■ GIVEN RECORDS:
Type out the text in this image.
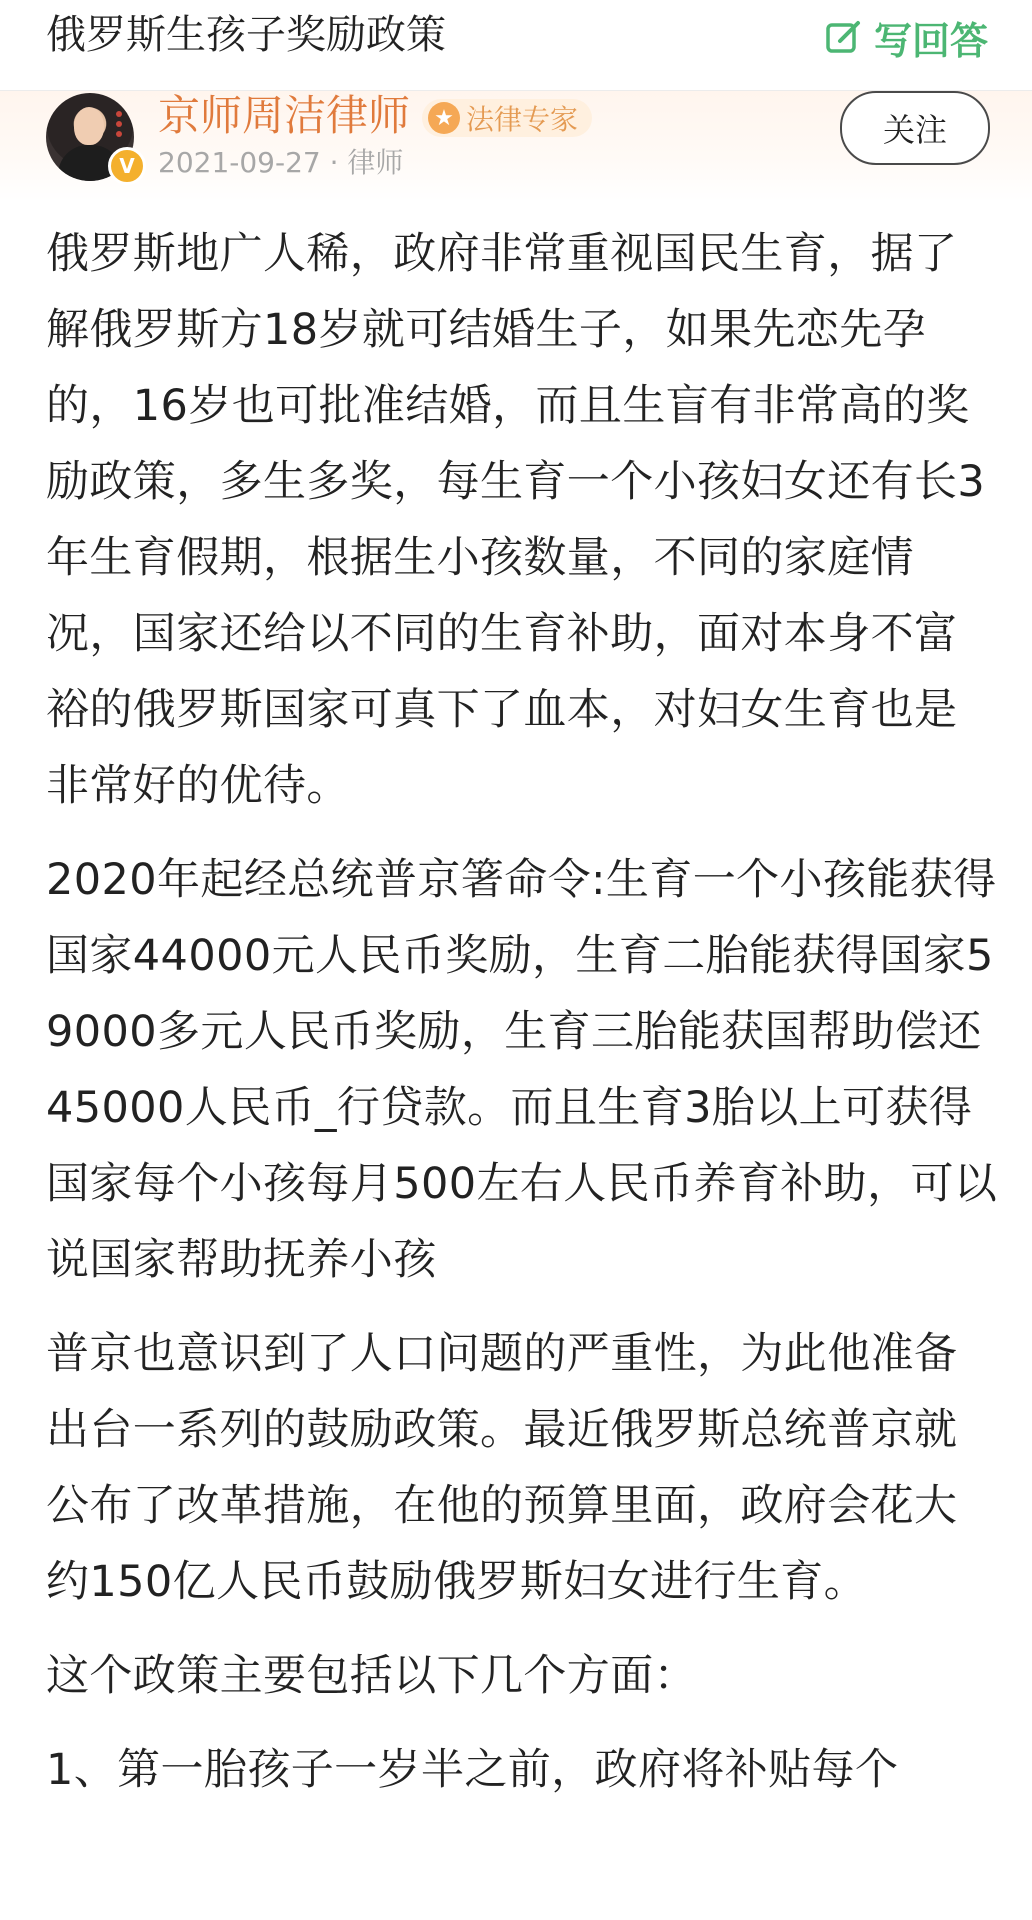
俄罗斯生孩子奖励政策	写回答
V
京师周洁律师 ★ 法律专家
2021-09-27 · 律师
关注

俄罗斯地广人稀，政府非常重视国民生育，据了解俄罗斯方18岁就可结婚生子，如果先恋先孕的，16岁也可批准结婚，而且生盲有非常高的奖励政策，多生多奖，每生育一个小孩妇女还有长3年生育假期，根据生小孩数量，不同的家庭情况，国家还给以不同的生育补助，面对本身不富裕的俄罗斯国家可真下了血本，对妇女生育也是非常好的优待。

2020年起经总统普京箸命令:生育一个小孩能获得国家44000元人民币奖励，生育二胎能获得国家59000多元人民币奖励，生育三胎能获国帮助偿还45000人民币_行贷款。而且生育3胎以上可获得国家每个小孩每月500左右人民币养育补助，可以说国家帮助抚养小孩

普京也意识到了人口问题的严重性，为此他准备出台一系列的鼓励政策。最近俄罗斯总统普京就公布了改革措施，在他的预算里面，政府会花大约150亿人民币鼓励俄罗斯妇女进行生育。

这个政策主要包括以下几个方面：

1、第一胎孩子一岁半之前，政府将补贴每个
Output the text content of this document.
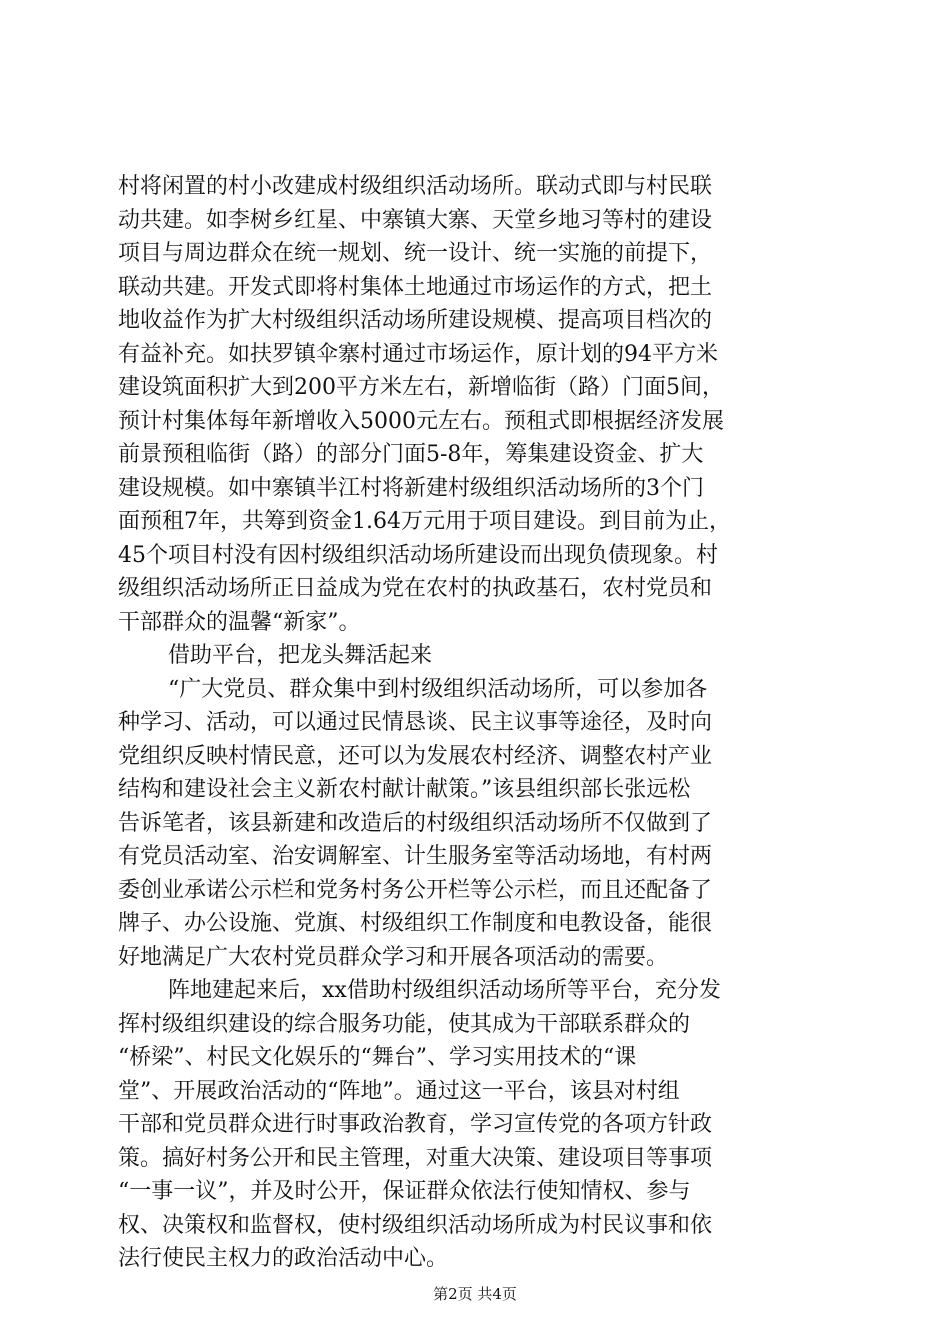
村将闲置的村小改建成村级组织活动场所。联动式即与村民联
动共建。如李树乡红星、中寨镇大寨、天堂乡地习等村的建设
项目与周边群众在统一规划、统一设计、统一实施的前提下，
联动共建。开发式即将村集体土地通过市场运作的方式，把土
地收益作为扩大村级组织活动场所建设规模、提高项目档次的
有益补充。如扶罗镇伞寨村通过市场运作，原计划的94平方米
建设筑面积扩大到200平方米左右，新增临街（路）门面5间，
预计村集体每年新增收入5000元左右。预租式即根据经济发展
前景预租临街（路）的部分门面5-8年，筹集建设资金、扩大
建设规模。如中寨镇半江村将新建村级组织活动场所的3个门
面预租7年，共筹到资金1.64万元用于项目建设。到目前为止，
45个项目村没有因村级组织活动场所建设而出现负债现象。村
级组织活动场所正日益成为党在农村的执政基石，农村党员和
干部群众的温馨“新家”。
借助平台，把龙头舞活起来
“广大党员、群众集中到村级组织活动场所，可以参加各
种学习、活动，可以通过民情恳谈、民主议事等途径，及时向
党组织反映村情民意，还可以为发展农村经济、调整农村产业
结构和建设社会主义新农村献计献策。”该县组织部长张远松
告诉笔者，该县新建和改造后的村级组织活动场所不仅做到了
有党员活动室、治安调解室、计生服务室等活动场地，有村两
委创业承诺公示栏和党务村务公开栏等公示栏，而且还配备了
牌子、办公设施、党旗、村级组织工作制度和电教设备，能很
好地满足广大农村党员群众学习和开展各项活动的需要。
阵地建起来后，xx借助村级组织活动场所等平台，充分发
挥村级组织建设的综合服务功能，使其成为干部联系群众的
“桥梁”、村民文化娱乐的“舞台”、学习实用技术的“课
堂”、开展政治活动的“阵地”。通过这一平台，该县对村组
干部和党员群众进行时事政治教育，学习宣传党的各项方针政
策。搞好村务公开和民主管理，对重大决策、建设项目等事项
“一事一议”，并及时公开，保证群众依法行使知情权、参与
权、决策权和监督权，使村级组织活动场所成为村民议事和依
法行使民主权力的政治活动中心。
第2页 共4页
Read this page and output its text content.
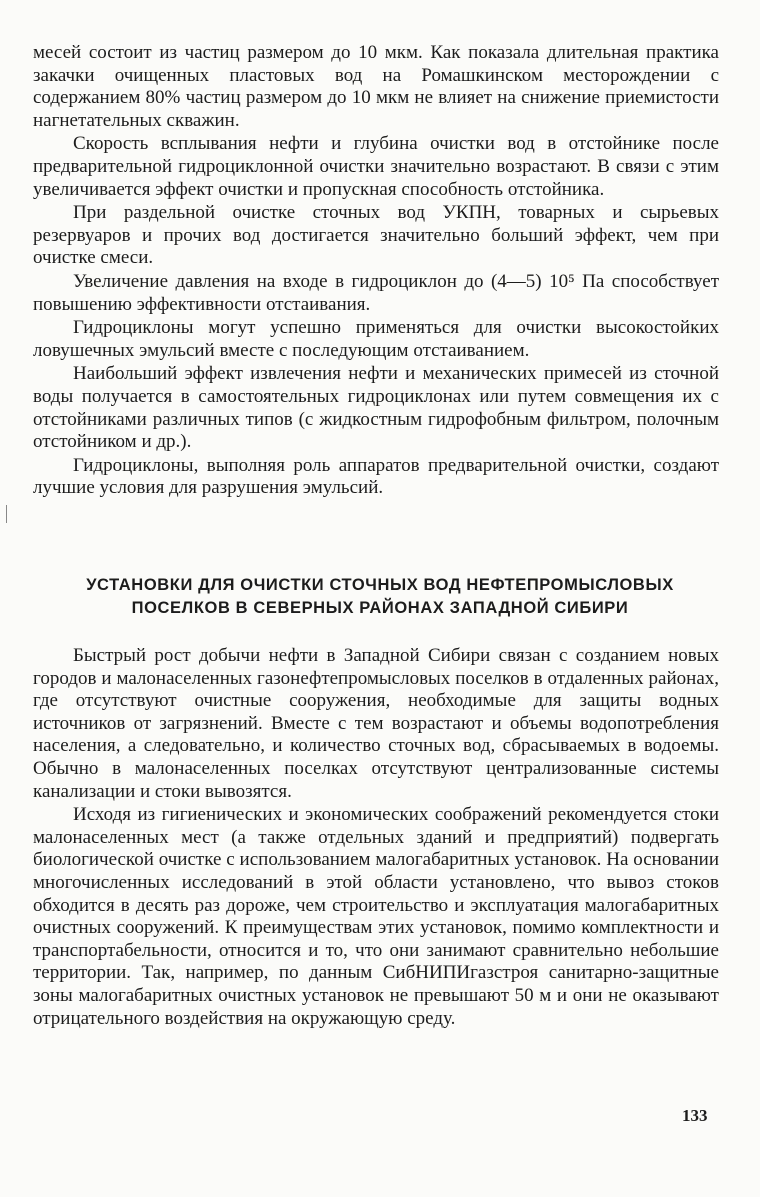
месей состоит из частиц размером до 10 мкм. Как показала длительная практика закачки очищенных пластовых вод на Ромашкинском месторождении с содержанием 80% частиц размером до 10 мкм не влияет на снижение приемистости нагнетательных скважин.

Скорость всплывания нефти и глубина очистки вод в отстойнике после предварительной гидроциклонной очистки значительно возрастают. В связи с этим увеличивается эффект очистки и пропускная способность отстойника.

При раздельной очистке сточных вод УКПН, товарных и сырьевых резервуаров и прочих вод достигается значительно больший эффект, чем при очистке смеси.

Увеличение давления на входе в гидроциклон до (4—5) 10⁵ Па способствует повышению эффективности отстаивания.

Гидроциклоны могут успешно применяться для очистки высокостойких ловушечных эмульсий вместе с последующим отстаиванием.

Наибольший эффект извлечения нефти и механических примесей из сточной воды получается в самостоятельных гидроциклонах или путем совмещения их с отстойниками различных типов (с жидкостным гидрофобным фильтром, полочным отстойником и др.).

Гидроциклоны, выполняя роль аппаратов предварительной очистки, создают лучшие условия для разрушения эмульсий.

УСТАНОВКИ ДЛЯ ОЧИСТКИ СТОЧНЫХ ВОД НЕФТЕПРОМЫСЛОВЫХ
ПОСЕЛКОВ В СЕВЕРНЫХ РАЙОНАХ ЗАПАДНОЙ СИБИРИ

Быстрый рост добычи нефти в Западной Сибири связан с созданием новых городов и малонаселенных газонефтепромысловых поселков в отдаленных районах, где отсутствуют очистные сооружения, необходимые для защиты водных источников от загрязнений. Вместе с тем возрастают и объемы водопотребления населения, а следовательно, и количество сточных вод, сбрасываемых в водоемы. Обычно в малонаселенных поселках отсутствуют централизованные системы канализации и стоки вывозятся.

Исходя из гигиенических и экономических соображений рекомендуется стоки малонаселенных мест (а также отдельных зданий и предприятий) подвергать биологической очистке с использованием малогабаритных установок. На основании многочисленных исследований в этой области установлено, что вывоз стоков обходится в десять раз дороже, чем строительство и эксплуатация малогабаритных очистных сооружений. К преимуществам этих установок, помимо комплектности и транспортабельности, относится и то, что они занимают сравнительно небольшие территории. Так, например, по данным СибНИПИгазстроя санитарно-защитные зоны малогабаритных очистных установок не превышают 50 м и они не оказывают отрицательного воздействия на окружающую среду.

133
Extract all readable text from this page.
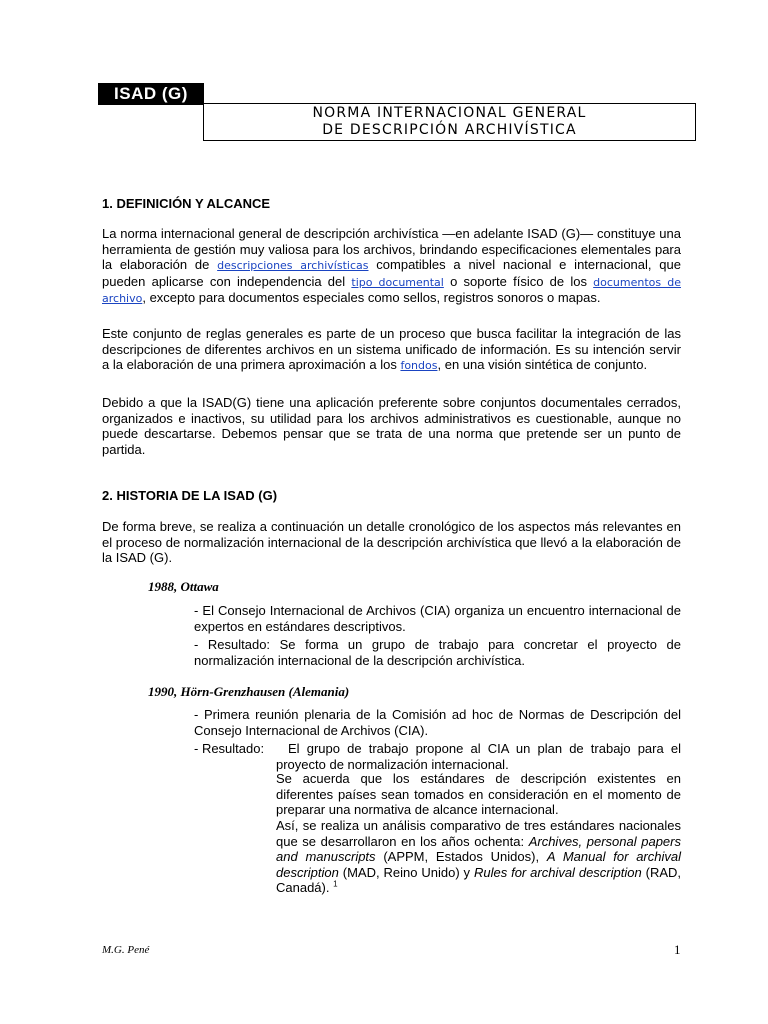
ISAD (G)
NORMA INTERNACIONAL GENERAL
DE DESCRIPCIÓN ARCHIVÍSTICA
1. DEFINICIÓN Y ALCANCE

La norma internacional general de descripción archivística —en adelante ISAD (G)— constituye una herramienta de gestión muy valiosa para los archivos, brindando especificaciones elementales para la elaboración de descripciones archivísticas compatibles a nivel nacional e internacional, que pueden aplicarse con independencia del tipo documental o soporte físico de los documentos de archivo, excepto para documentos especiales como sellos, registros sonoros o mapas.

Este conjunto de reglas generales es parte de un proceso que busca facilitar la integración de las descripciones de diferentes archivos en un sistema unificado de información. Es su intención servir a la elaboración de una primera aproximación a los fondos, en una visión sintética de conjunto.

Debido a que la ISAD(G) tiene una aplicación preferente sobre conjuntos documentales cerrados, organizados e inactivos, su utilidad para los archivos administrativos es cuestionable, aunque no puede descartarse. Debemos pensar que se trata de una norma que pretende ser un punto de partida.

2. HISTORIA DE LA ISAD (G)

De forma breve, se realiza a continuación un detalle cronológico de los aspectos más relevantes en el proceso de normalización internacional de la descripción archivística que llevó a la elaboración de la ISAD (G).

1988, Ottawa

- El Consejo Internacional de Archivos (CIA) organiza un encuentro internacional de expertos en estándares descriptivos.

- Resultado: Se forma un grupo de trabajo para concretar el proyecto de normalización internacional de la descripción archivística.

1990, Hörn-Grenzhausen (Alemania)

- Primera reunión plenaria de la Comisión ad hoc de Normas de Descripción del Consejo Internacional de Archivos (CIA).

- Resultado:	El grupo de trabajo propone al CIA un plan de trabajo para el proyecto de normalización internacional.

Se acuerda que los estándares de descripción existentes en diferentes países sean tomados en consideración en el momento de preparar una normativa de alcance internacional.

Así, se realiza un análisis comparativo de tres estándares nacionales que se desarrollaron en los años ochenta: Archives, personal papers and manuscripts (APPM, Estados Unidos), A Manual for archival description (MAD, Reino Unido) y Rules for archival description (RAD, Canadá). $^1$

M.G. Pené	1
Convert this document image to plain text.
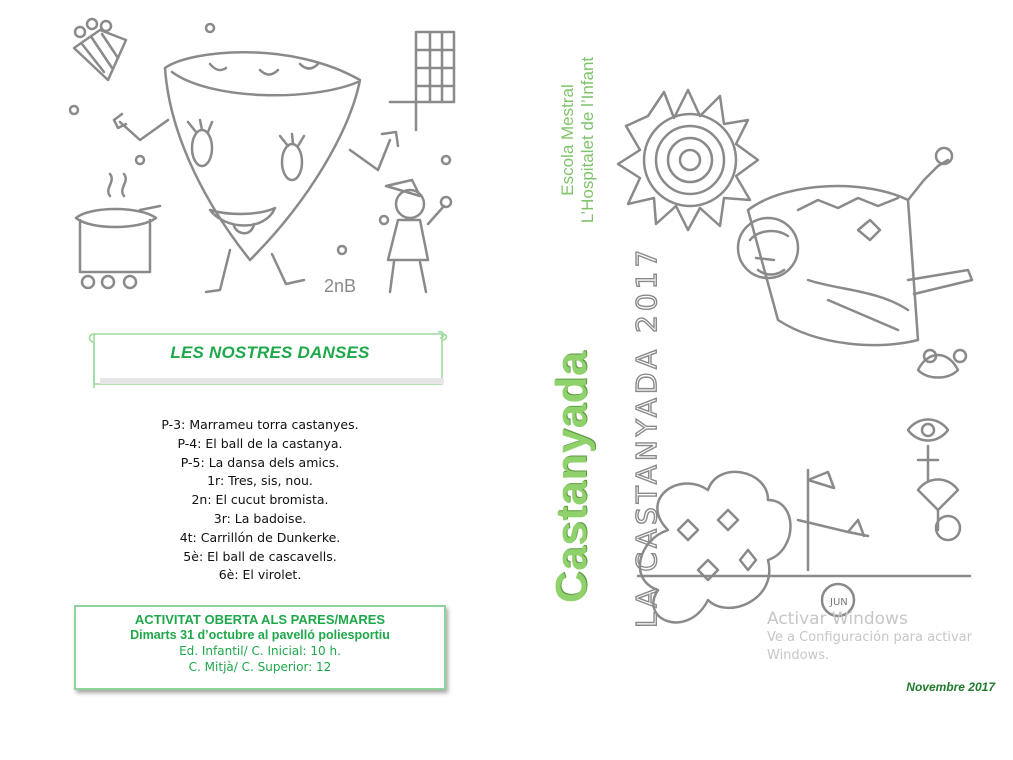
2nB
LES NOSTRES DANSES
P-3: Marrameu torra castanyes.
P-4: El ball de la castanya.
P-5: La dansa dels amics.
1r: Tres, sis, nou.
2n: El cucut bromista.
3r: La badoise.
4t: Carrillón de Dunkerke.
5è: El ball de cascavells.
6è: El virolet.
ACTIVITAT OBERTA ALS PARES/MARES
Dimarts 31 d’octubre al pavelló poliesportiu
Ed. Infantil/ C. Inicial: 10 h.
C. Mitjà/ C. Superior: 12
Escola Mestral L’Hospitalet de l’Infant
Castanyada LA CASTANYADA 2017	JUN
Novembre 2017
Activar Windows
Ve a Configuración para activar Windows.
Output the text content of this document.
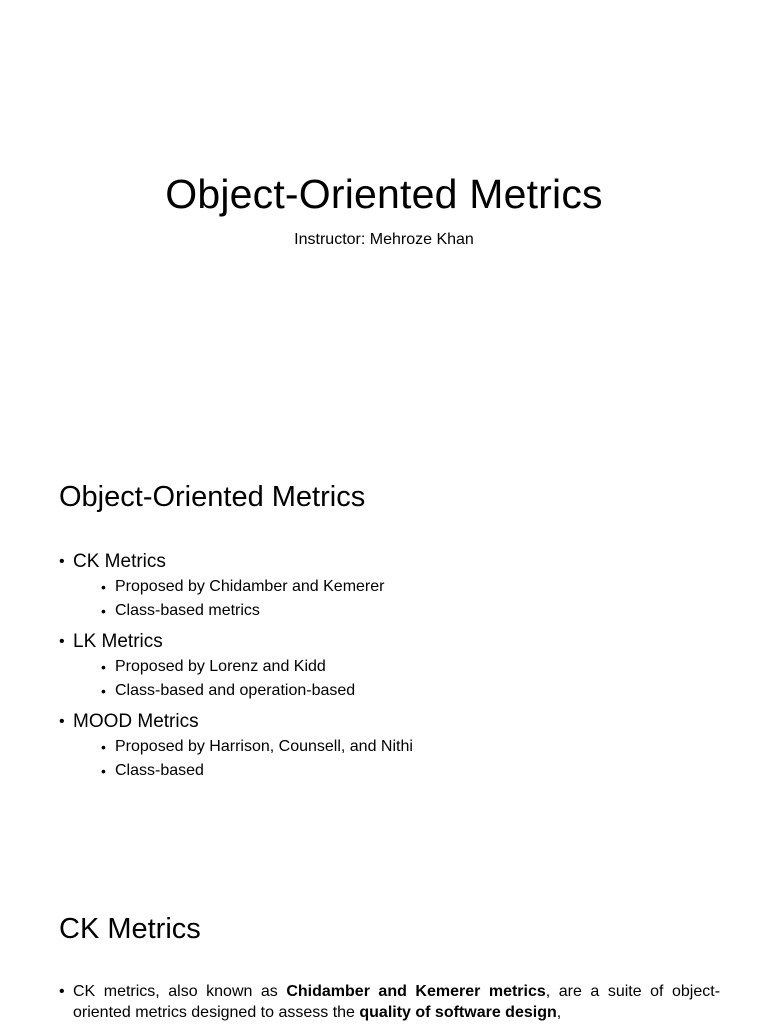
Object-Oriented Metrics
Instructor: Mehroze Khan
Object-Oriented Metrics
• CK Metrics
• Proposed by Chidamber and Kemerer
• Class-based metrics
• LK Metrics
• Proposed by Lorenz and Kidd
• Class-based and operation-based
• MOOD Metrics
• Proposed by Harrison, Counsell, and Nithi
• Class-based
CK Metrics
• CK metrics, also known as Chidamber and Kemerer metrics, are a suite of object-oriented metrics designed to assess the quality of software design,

■ REQUEST:
Every line in the data above that contains "proceso" needs to be copied.

■ CORRECT ANSWER:
Este conjunto de reglas generales es parte de un proceso que busca facilitar la integración de las descripciones de diferentes archivos en un sistema unificado de información. Es su intención servir a la elaboración de una primera aproximación a los fondos, en una visión sintética de conjunto.
De forma breve, se realiza a continuación un detalle cronológico de los aspectos más relevantes en el proceso de normalización internacional de la descripción archivística que llevó a la elaboración de la ISAD (G).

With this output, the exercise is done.